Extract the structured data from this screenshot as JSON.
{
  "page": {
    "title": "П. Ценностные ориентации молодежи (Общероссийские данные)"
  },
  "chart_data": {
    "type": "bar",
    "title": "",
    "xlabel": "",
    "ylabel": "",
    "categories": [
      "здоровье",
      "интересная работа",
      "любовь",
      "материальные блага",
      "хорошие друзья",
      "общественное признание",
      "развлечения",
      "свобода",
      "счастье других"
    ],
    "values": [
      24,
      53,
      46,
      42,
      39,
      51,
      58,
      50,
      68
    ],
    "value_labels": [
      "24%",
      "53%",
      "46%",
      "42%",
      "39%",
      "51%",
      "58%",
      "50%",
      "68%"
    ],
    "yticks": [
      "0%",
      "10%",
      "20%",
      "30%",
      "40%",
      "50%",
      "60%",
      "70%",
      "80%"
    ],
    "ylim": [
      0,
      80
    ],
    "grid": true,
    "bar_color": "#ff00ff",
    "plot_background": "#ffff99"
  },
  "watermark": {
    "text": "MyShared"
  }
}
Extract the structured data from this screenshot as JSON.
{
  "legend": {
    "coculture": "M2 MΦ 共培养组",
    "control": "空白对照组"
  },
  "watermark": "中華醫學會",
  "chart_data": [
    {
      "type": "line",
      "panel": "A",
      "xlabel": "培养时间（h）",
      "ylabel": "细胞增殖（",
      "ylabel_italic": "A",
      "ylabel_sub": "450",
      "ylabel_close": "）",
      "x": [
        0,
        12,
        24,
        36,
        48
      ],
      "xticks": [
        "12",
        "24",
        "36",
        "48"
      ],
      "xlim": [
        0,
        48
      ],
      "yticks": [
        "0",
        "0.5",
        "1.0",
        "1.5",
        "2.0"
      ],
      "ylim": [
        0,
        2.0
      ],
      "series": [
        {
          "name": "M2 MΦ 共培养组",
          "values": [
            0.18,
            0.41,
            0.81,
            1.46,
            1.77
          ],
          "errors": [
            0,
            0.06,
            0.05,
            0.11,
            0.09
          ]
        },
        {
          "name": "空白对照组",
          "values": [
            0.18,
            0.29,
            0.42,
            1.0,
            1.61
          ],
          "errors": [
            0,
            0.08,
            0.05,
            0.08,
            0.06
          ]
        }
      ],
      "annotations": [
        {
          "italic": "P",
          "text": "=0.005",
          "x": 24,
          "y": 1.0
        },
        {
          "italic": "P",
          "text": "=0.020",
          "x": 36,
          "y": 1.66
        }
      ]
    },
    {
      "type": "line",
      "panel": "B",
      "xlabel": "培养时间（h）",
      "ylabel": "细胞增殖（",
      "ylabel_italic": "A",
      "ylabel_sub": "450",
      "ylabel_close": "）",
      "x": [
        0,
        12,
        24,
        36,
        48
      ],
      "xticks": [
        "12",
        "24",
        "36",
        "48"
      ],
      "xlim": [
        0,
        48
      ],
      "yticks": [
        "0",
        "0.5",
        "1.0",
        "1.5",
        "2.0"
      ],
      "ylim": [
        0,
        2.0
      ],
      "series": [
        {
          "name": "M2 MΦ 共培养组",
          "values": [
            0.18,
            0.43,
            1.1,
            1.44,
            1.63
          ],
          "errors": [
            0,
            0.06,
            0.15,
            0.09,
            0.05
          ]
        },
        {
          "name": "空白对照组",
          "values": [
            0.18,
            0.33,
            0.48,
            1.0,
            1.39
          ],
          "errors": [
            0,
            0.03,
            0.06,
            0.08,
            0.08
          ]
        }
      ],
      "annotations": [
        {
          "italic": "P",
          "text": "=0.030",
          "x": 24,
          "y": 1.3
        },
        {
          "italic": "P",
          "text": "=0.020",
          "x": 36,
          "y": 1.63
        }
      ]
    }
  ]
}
= = =
**Instructions to follow:** Write every entry out again exactly.

**The response:**
Extract the structured data from this screenshot as JSON.
{
  "page": {
    "title": "П. Ценностные ориентации молодежи (Общероссийские данные)"
  },
  "chart_data": {
    "type": "bar",
    "title": "",
    "xlabel": "",
    "ylabel": "",
    "categories": [
      "здоровье",
      "интересная работа",
      "любовь",
      "материальные блага",
      "хорошие друзья",
      "общественное признание",
      "развлечения",
      "свобода",
      "счастье других"
    ],
    "values": [
      24,
      53,
      46,
      42,
      39,
      51,
      58,
      50,
      68
    ],
    "value_labels": [
      "24%",
      "53%",
      "46%",
      "42%",
      "39%",
      "51%",
      "58%",
      "50%",
      "68%"
    ],
    "yticks": [
      "0%",
      "10%",
      "20%",
      "30%",
      "40%",
      "50%",
      "60%",
      "70%",
      "80%"
    ],
    "ylim": [
      0,
      80
    ],
    "grid": true,
    "bar_color": "#ff00ff",
    "plot_background": "#ffff99"
  },
  "watermark": {
    "text": "MyShared"
  }
}
Extract the structured data from this screenshot as JSON.
{
  "legend": {
    "coculture": "M2 MΦ 共培养组",
    "control": "空白对照组"
  },
  "watermark": "中華醫學會",
  "chart_data": [
    {
      "type": "line",
      "panel": "A",
      "xlabel": "培养时间（h）",
      "ylabel": "细胞增殖（",
      "ylabel_italic": "A",
      "ylabel_sub": "450",
      "ylabel_close": "）",
      "x": [
        0,
        12,
        24,
        36,
        48
      ],
      "xticks": [
        "12",
        "24",
        "36",
        "48"
      ],
      "xlim": [
        0,
        48
      ],
      "yticks": [
        "0",
        "0.5",
        "1.0",
        "1.5",
        "2.0"
      ],
      "ylim": [
        0,
        2.0
      ],
      "series": [
        {
          "name": "M2 MΦ 共培养组",
          "values": [
            0.18,
            0.41,
            0.81,
            1.46,
            1.77
          ],
          "errors": [
            0,
            0.06,
            0.05,
            0.11,
            0.09
          ]
        },
        {
          "name": "空白对照组",
          "values": [
            0.18,
            0.29,
            0.42,
            1.0,
            1.61
          ],
          "errors": [
            0,
            0.08,
            0.05,
            0.08,
            0.06
          ]
        }
      ],
      "annotations": [
        {
          "italic": "P",
          "text": "=0.005",
          "x": 24,
          "y": 1.0
        },
        {
          "italic": "P",
          "text": "=0.020",
          "x": 36,
          "y": 1.66
        }
      ]
    },
    {
      "type": "line",
      "panel": "B",
      "xlabel": "培养时间（h）",
      "ylabel": "细胞增殖（",
      "ylabel_italic": "A",
      "ylabel_sub": "450",
      "ylabel_close": "）",
      "x": [
        0,
        12,
        24,
        36,
        48
      ],
      "xticks": [
        "12",
        "24",
        "36",
        "48"
      ],
      "xlim": [
        0,
        48
      ],
      "yticks": [
        "0",
        "0.5",
        "1.0",
        "1.5",
        "2.0"
      ],
      "ylim": [
        0,
        2.0
      ],
      "series": [
        {
          "name": "M2 MΦ 共培养组",
          "values": [
            0.18,
            0.43,
            1.1,
            1.44,
            1.63
          ],
          "errors": [
            0,
            0.06,
            0.15,
            0.09,
            0.05
          ]
        },
        {
          "name": "空白对照组",
          "values": [
            0.18,
            0.33,
            0.48,
            1.0,
            1.39
          ],
          "errors": [
            0,
            0.03,
            0.06,
            0.08,
            0.08
          ]
        }
      ],
      "annotations": [
        {
          "italic": "P",
          "text": "=0.030",
          "x": 24,
          "y": 1.3
        },
        {
          "italic": "P",
          "text": "=0.020",
          "x": 36,
          "y": 1.63
        }
      ]
    }
  ]
}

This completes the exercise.